Exercise goal
Please lay out every line of the rows below as a Markdown table with the columns No. and Line, numbering the lines in order and leaving out any blank ones.

Available records
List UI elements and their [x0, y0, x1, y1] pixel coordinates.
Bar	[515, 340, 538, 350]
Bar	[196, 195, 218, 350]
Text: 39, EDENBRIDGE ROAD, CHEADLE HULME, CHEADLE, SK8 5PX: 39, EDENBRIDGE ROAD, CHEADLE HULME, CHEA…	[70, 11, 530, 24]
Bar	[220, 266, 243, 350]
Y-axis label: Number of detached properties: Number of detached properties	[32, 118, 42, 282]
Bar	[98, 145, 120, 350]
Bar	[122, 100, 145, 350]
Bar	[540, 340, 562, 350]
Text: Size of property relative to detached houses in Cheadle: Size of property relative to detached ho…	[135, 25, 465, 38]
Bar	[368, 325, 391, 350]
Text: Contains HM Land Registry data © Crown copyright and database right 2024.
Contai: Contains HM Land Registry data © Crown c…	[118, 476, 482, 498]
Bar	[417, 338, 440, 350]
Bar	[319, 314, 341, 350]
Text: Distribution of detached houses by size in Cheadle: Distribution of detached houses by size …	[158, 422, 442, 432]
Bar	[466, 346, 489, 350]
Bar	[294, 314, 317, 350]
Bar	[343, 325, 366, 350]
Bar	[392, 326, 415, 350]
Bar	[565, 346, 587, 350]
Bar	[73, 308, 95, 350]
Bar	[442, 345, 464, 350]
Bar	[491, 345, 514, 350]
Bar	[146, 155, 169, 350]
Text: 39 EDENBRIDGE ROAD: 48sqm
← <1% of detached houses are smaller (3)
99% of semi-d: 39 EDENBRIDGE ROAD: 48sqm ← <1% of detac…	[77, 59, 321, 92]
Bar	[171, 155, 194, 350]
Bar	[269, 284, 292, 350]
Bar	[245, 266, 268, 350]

Answer below
| No. | Line |
|---|---|
| 1 | List UI elements and their [x0, y0, x1, y1] pixel coordinates. |
| 2 | Bar	[515, 340, 538, 350] |
| 3 | Bar	[196, 195, 218, 350] |
| 4 | Text: 39, EDENBRIDGE ROAD, CHEADLE HULME, CHEADLE, SK8 5PX: 39, EDENBRIDGE ROAD, CHEADLE HULME, CHEA…	[70, 11, 530, 24] |
| 5 | Bar	[220, 266, 243, 350] |
| 6 | Y-axis label: Number of detached properties: Number of detached properties	[32, 118, 42, 282] |
| 7 | Bar	[98, 145, 120, 350] |
| 8 | Bar	[122, 100, 145, 350] |
| 9 | Bar	[540, 340, 562, 350] |
| 10 | Text: Size of property relative to detached houses in Cheadle: Size of property relative to detached ho…	[135, 25, 465, 38] |
| 11 | Bar	[368, 325, 391, 350] |
| 12 | Text: Contains HM Land Registry data © Crown copyright and database right 2024. |
| 13 | Contai: Contains HM Land Registry data © Crown c…	[118, 476, 482, 498] |
| 14 | Bar	[417, 338, 440, 350] |
| 15 | Bar	[319, 314, 341, 350] |
| 16 | Text: Distribution of detached houses by size in Cheadle: Distribution of detached houses by size …	[158, 422, 442, 432] |
| 17 | Bar	[466, 346, 489, 350] |
| 18 | Bar	[294, 314, 317, 350] |
| 19 | Bar	[343, 325, 366, 350] |
| 20 | Bar	[392, 326, 415, 350] |
| 21 | Bar	[565, 346, 587, 350] |
| 22 | Bar	[73, 308, 95, 350] |
| 23 | Bar	[442, 345, 464, 350] |
| 24 | Bar	[491, 345, 514, 350] |
| 25 | Bar	[146, 155, 169, 350] |
| 26 | Text: 39 EDENBRIDGE ROAD: 48sqm |
| 27 | ← <1% of detached houses are smaller (3) |
| 28 | 99% of semi-d: 39 EDENBRIDGE ROAD: 48sqm ← <1% of detac…	[77, 59, 321, 92] |
| 29 | Bar	[171, 155, 194, 350] |
| 30 | Bar	[269, 284, 292, 350] |
| 31 | Bar	[245, 266, 268, 350] |